** START GIVEN RECORDS **

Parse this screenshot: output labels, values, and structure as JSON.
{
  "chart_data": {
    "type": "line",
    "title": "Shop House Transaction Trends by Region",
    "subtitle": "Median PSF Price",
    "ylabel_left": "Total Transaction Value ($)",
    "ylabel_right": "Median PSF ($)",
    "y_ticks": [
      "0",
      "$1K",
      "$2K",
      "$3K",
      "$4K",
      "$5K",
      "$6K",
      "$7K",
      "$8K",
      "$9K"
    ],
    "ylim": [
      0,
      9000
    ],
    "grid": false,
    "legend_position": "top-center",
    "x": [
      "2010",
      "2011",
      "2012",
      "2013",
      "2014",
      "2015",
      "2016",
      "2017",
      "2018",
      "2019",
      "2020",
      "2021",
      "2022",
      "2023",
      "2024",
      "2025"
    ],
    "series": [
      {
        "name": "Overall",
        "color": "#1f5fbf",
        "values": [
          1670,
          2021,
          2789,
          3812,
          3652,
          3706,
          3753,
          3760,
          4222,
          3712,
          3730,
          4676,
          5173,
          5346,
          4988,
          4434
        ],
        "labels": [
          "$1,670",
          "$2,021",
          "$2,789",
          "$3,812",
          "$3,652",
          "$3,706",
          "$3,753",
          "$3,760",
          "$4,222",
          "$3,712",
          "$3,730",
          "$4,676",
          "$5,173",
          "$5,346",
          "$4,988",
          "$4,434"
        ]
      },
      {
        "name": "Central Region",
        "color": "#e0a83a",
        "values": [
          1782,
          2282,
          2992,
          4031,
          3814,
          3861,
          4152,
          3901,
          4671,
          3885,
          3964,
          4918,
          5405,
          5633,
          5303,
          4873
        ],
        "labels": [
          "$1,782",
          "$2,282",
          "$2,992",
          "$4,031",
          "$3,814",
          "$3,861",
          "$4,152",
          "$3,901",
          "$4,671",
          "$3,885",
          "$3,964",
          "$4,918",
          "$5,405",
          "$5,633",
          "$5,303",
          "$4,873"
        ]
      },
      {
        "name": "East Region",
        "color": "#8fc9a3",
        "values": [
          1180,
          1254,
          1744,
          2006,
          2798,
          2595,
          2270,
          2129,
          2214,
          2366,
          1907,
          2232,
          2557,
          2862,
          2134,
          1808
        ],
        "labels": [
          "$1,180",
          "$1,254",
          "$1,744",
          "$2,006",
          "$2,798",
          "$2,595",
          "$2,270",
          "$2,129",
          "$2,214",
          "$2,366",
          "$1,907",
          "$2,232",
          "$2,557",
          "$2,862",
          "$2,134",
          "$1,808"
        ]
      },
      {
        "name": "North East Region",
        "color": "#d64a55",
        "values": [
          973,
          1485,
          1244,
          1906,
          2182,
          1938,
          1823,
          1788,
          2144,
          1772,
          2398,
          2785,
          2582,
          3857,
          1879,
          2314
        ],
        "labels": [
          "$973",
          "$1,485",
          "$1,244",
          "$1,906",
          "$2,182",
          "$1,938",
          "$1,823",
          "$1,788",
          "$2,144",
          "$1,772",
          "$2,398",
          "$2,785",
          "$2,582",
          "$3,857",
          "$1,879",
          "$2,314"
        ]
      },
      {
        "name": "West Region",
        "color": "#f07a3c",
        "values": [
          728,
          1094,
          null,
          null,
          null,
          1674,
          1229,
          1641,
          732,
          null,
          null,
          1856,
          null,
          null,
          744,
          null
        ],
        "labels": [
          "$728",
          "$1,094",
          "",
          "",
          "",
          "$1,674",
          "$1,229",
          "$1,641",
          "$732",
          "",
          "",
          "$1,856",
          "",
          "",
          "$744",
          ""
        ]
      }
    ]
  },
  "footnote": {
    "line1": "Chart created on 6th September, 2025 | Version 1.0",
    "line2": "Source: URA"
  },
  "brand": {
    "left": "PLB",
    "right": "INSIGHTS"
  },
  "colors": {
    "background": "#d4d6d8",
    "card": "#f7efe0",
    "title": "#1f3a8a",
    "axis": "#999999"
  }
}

** END GIVEN RECORDS **

=== EXERCISE OBJECTIVE ===
Write the material out again word for word.

=== FINAL RESULT ===
Parse this screenshot: output labels, values, and structure as JSON.
{
  "chart_data": {
    "type": "line",
    "title": "Shop House Transaction Trends by Region",
    "subtitle": "Median PSF Price",
    "ylabel_left": "Total Transaction Value ($)",
    "ylabel_right": "Median PSF ($)",
    "y_ticks": [
      "0",
      "$1K",
      "$2K",
      "$3K",
      "$4K",
      "$5K",
      "$6K",
      "$7K",
      "$8K",
      "$9K"
    ],
    "ylim": [
      0,
      9000
    ],
    "grid": false,
    "legend_position": "top-center",
    "x": [
      "2010",
      "2011",
      "2012",
      "2013",
      "2014",
      "2015",
      "2016",
      "2017",
      "2018",
      "2019",
      "2020",
      "2021",
      "2022",
      "2023",
      "2024",
      "2025"
    ],
    "series": [
      {
        "name": "Overall",
        "color": "#1f5fbf",
        "values": [
          1670,
          2021,
          2789,
          3812,
          3652,
          3706,
          3753,
          3760,
          4222,
          3712,
          3730,
          4676,
          5173,
          5346,
          4988,
          4434
        ],
        "labels": [
          "$1,670",
          "$2,021",
          "$2,789",
          "$3,812",
          "$3,652",
          "$3,706",
          "$3,753",
          "$3,760",
          "$4,222",
          "$3,712",
          "$3,730",
          "$4,676",
          "$5,173",
          "$5,346",
          "$4,988",
          "$4,434"
        ]
      },
      {
        "name": "Central Region",
        "color": "#e0a83a",
        "values": [
          1782,
          2282,
          2992,
          4031,
          3814,
          3861,
          4152,
          3901,
          4671,
          3885,
          3964,
          4918,
          5405,
          5633,
          5303,
          4873
        ],
        "labels": [
          "$1,782",
          "$2,282",
          "$2,992",
          "$4,031",
          "$3,814",
          "$3,861",
          "$4,152",
          "$3,901",
          "$4,671",
          "$3,885",
          "$3,964",
          "$4,918",
          "$5,405",
          "$5,633",
          "$5,303",
          "$4,873"
        ]
      },
      {
        "name": "East Region",
        "color": "#8fc9a3",
        "values": [
          1180,
          1254,
          1744,
          2006,
          2798,
          2595,
          2270,
          2129,
          2214,
          2366,
          1907,
          2232,
          2557,
          2862,
          2134,
          1808
        ],
        "labels": [
          "$1,180",
          "$1,254",
          "$1,744",
          "$2,006",
          "$2,798",
          "$2,595",
          "$2,270",
          "$2,129",
          "$2,214",
          "$2,366",
          "$1,907",
          "$2,232",
          "$2,557",
          "$2,862",
          "$2,134",
          "$1,808"
        ]
      },
      {
        "name": "North East Region",
        "color": "#d64a55",
        "values": [
          973,
          1485,
          1244,
          1906,
          2182,
          1938,
          1823,
          1788,
          2144,
          1772,
          2398,
          2785,
          2582,
          3857,
          1879,
          2314
        ],
        "labels": [
          "$973",
          "$1,485",
          "$1,244",
          "$1,906",
          "$2,182",
          "$1,938",
          "$1,823",
          "$1,788",
          "$2,144",
          "$1,772",
          "$2,398",
          "$2,785",
          "$2,582",
          "$3,857",
          "$1,879",
          "$2,314"
        ]
      },
      {
        "name": "West Region",
        "color": "#f07a3c",
        "values": [
          728,
          1094,
          null,
          null,
          null,
          1674,
          1229,
          1641,
          732,
          null,
          null,
          1856,
          null,
          null,
          744,
          null
        ],
        "labels": [
          "$728",
          "$1,094",
          "",
          "",
          "",
          "$1,674",
          "$1,229",
          "$1,641",
          "$732",
          "",
          "",
          "$1,856",
          "",
          "",
          "$744",
          ""
        ]
      }
    ]
  },
  "footnote": {
    "line1": "Chart created on 6th September, 2025 | Version 1.0",
    "line2": "Source: URA"
  },
  "brand": {
    "left": "PLB",
    "right": "INSIGHTS"
  },
  "colors": {
    "background": "#d4d6d8",
    "card": "#f7efe0",
    "title": "#1f3a8a",
    "axis": "#999999"
  }
}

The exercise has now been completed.